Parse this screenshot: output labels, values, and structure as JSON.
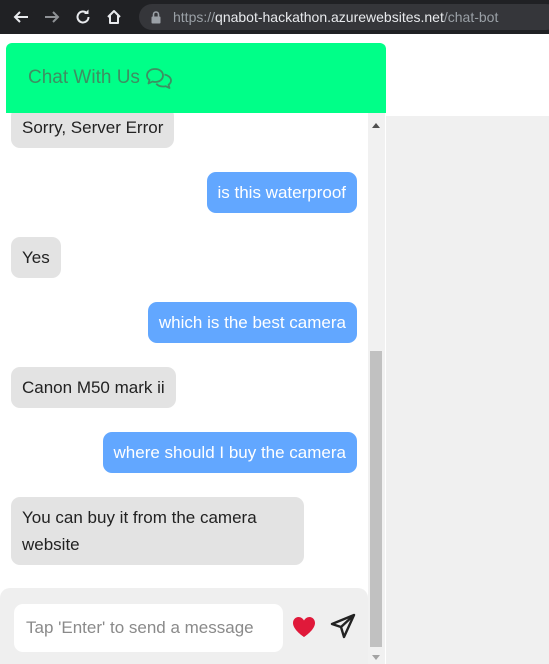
{
  "browser": {
    "url_host": "qnabot-hackathon.azurewebsites.net",
    "url_path": "/chat-bot",
    "url_scheme": "https://"
  },
  "chat": {
    "title": "Chat With Us",
    "header_color": "#00ff88",
    "messages": [
      {
        "sender": "bot",
        "text": "Sorry, Server Error"
      },
      {
        "sender": "user",
        "text": "is this waterproof"
      },
      {
        "sender": "bot",
        "text": "Yes"
      },
      {
        "sender": "user",
        "text": "which is the best camera"
      },
      {
        "sender": "bot",
        "text": "Canon M50 mark ii"
      },
      {
        "sender": "user",
        "text": "where should I buy the camera"
      },
      {
        "sender": "bot",
        "text": "You can buy it from the camera website"
      }
    ],
    "input": {
      "placeholder": "Tap 'Enter' to send a message",
      "value": ""
    }
  },
  "icons": {
    "back": "arrow-left-icon",
    "forward": "arrow-right-icon",
    "reload": "reload-icon",
    "home": "home-icon",
    "lock": "lock-icon",
    "chat": "chat-bubbles-icon",
    "heart": "heart-icon",
    "send": "send-icon"
  },
  "colors": {
    "user_bubble": "#62a7ff",
    "bot_bubble": "#e3e3e3",
    "heart": "#e0193a"
  }
}
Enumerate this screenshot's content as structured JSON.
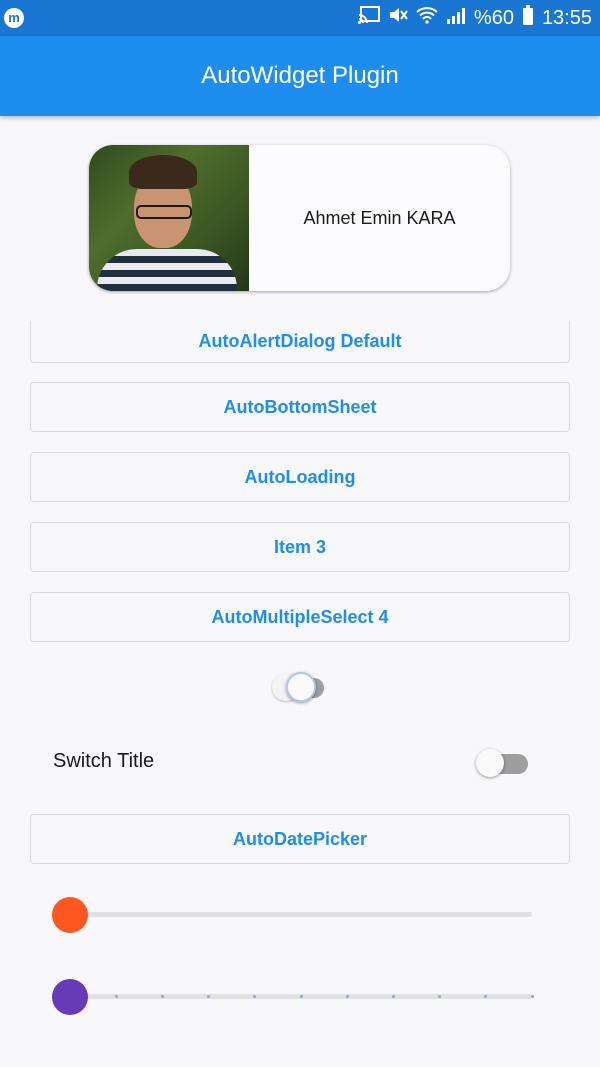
{
  "status_bar": {
    "app_icon": "m",
    "battery_percent": "%60",
    "time": "13:55",
    "icons": [
      "cast-icon",
      "mute-icon",
      "wifi-icon",
      "signal-icon",
      "battery-icon"
    ]
  },
  "app_bar": {
    "title": "AutoWidget Plugin",
    "color": "#1d8ef0"
  },
  "profile": {
    "name": "Ahmet Emin KARA"
  },
  "buttons": [
    {
      "label": "AutoAlertDialog Default"
    },
    {
      "label": "AutoBottomSheet"
    },
    {
      "label": "AutoLoading"
    },
    {
      "label": "Item 3"
    },
    {
      "label": "AutoMultipleSelect 4"
    }
  ],
  "center_switch": {
    "on": false
  },
  "switch_tile": {
    "title": "Switch Title",
    "on": false
  },
  "date_picker_button": {
    "label": "AutoDatePicker"
  },
  "sliders": [
    {
      "value": 0,
      "color": "#ff5722",
      "divisions": 0
    },
    {
      "value": 0,
      "color": "#673ab7",
      "divisions": 10
    }
  ]
}
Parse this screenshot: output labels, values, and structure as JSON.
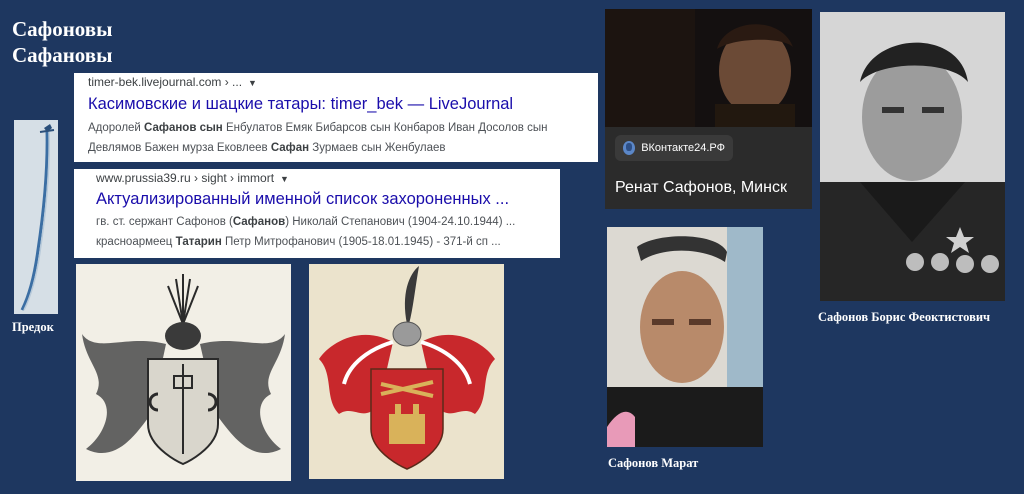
{
  "page": {
    "title_line1": "Сафоновы",
    "title_line2": "Сафановы"
  },
  "ancestor": {
    "caption": "Предок"
  },
  "results": [
    {
      "url": "timer-bek.livejournal.com › ...",
      "heading": "Касимовские и шацкие татары: timer_bek — LiveJournal",
      "line1": [
        {
          "t": "Адоролей ",
          "b": false
        },
        {
          "t": "Сафанов",
          "b": true
        },
        {
          "t": " ",
          "b": false
        },
        {
          "t": "сын",
          "b": true
        },
        {
          "t": " Енбулатов Емяк Бибарсов сын Конбаров Иван Досолов сын",
          "b": false
        }
      ],
      "line2": [
        {
          "t": "Девлямов Бажен мурза Ековлеев ",
          "b": false
        },
        {
          "t": "Сафан",
          "b": true
        },
        {
          "t": " Зурмаев сын Женбулаев",
          "b": false
        }
      ]
    },
    {
      "url": "www.prussia39.ru › sight › immort",
      "heading": "Актуализированный именной список захороненных ...",
      "line1": [
        {
          "t": "гв. ст. сержант Сафонов (",
          "b": false
        },
        {
          "t": "Сафанов",
          "b": true
        },
        {
          "t": ") Николай Степанович (1904-24.10.1944) ...",
          "b": false
        }
      ],
      "line2": [
        {
          "t": "красноармеец ",
          "b": false
        },
        {
          "t": "Татарин",
          "b": true
        },
        {
          "t": " Петр Митрофанович (1905-18.01.1945) - 371-й сп ...",
          "b": false
        }
      ]
    }
  ],
  "vk": {
    "badge": "ВКонтакте24.РФ",
    "name": "Ренат Сафонов, Минск"
  },
  "captions": {
    "marat": "Сафонов Марат",
    "boris": "Сафонов Борис Феоктистович"
  },
  "colors": {
    "background": "#1e3760",
    "link": "#1a0dab",
    "crest_red": "#c8282c",
    "crest_gold": "#d9b25a"
  }
}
---
Gather each line from the entries above that includes the word "heading".

      "heading": "Касимовские и шацкие татары: timer_bek — LiveJournal",
      "heading": "Актуализированный именной список захороненных ...",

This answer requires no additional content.